_SET PROBLEM:_
Copy each line that contains the word "comcast".

Data records
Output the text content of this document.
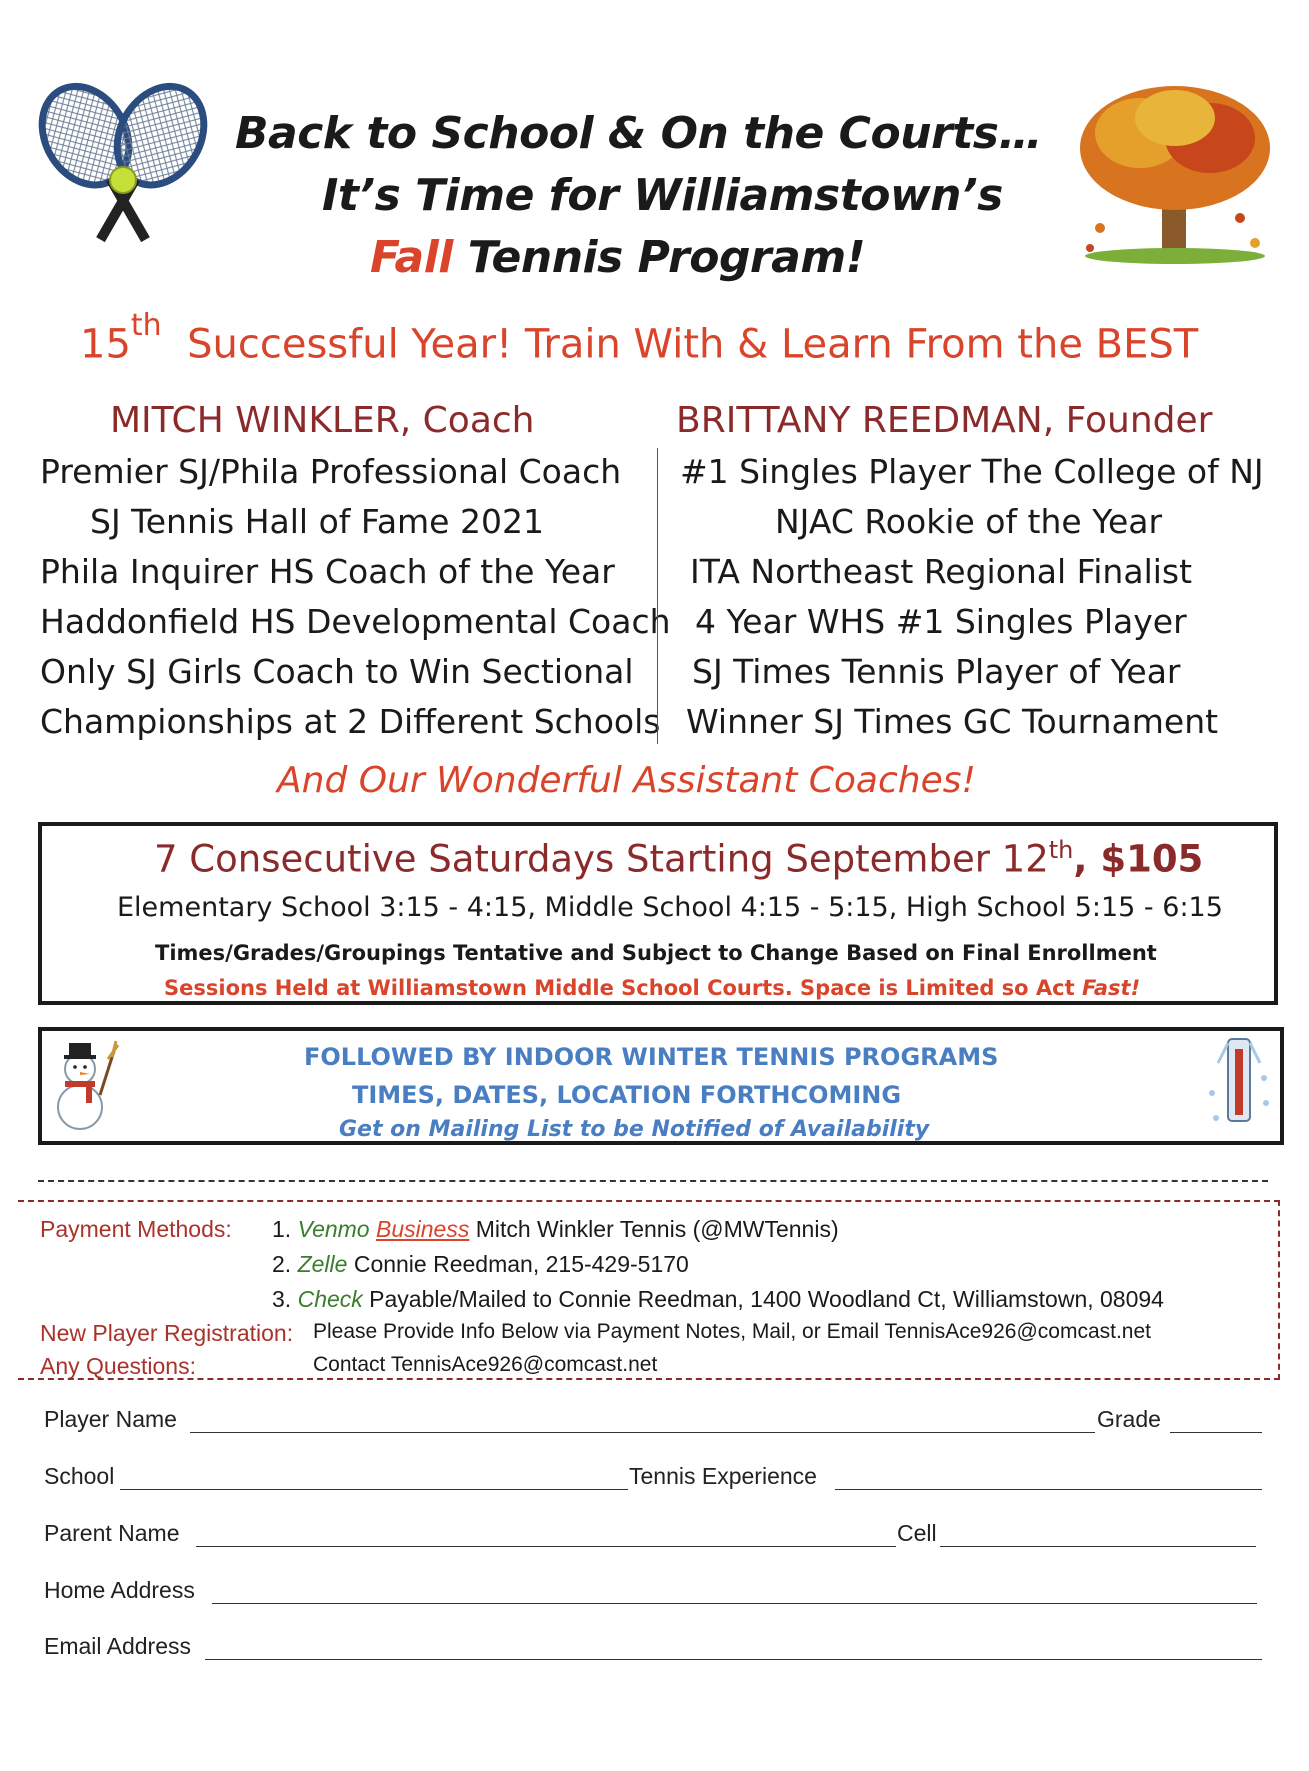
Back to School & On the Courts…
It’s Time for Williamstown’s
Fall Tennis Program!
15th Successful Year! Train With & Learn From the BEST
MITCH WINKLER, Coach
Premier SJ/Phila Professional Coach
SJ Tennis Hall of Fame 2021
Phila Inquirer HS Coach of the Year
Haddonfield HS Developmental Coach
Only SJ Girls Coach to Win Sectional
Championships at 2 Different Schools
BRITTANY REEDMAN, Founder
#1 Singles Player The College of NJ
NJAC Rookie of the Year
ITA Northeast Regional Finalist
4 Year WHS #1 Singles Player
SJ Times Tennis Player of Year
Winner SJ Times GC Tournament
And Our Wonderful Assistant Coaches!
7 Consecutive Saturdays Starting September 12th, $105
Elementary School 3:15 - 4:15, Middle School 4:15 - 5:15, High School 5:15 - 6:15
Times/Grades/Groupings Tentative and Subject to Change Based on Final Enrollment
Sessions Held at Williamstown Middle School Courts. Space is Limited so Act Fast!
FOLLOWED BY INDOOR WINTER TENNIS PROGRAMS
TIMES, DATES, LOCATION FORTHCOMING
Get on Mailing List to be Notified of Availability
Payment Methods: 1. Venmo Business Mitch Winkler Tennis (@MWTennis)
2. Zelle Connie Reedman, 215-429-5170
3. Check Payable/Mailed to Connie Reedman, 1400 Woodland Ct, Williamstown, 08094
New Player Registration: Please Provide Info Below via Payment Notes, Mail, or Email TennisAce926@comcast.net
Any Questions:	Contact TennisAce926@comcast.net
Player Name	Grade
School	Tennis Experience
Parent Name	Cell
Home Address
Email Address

...

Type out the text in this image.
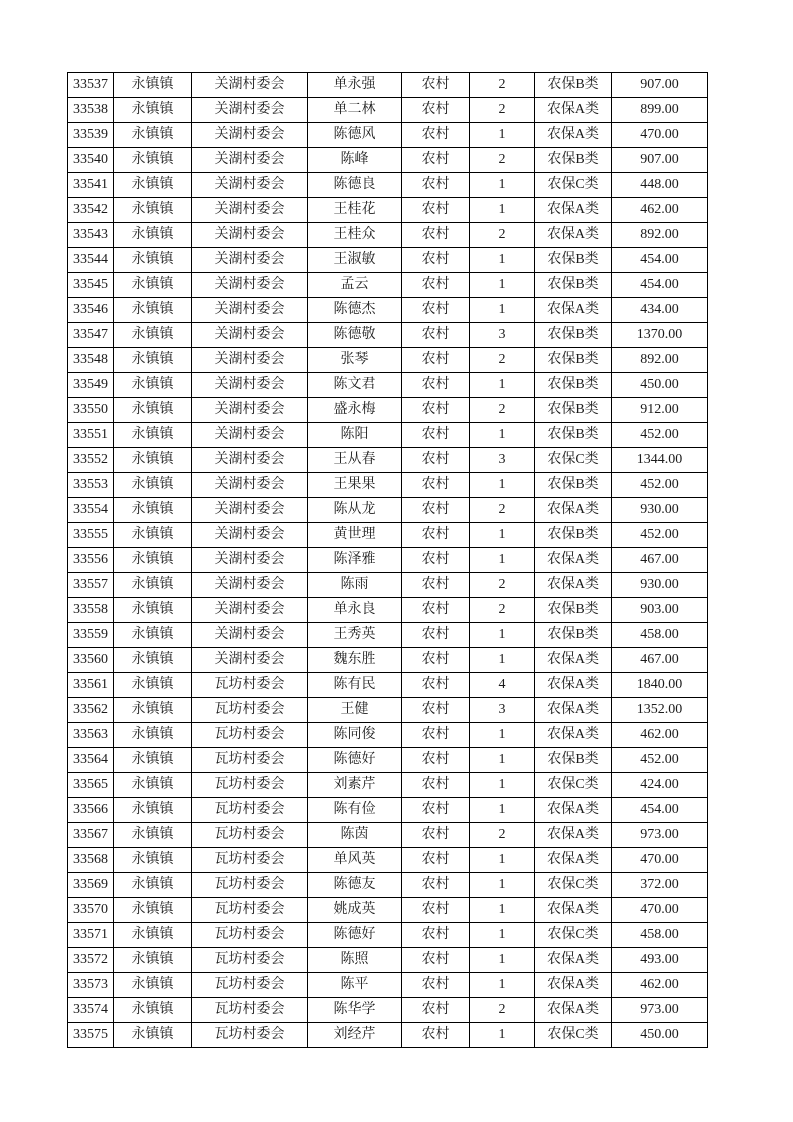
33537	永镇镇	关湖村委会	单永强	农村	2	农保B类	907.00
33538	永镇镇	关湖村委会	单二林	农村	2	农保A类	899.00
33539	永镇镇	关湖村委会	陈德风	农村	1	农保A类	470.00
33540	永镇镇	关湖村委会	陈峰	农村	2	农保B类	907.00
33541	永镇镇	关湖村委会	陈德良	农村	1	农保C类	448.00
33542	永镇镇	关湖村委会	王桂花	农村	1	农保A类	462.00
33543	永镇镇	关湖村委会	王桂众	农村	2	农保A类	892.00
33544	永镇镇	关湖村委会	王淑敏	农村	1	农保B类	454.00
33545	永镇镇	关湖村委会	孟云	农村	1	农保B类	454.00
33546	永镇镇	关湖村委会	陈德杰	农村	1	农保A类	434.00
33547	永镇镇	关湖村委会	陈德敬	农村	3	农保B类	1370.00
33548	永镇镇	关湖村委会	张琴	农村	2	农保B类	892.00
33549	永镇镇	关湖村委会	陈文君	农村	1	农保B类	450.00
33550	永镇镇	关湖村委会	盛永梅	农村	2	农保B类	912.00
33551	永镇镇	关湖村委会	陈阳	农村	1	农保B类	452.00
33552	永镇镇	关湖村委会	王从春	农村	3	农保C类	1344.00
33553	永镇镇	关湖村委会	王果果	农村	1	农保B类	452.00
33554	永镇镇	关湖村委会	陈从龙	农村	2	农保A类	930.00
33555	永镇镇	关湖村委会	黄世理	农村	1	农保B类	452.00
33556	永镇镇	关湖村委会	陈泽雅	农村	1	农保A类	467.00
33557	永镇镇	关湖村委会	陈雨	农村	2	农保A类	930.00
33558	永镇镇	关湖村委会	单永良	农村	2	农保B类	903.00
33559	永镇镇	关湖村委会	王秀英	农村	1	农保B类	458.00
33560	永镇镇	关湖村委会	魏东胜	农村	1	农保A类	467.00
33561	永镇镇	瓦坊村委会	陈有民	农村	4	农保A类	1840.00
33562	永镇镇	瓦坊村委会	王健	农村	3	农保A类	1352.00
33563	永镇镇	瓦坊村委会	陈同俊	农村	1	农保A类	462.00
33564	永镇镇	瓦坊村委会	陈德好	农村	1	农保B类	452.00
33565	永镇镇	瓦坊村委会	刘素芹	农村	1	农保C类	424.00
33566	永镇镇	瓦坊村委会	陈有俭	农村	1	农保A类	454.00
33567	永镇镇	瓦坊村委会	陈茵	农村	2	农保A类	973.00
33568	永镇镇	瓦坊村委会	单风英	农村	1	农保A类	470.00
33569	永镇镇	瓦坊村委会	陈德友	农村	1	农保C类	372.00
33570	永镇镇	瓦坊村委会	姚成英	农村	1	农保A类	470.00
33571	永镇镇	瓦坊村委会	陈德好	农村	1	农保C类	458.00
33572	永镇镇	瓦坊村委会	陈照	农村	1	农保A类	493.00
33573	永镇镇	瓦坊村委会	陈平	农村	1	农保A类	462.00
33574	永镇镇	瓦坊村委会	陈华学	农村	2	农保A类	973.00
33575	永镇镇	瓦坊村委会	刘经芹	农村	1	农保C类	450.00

_ANSWER TO THE PROBLEM:_
New Player Registration: Please Provide Info Below via Payment Notes, Mail, or Email TennisAce926@comcast.net
Any Questions:	Contact TennisAce926@comcast.net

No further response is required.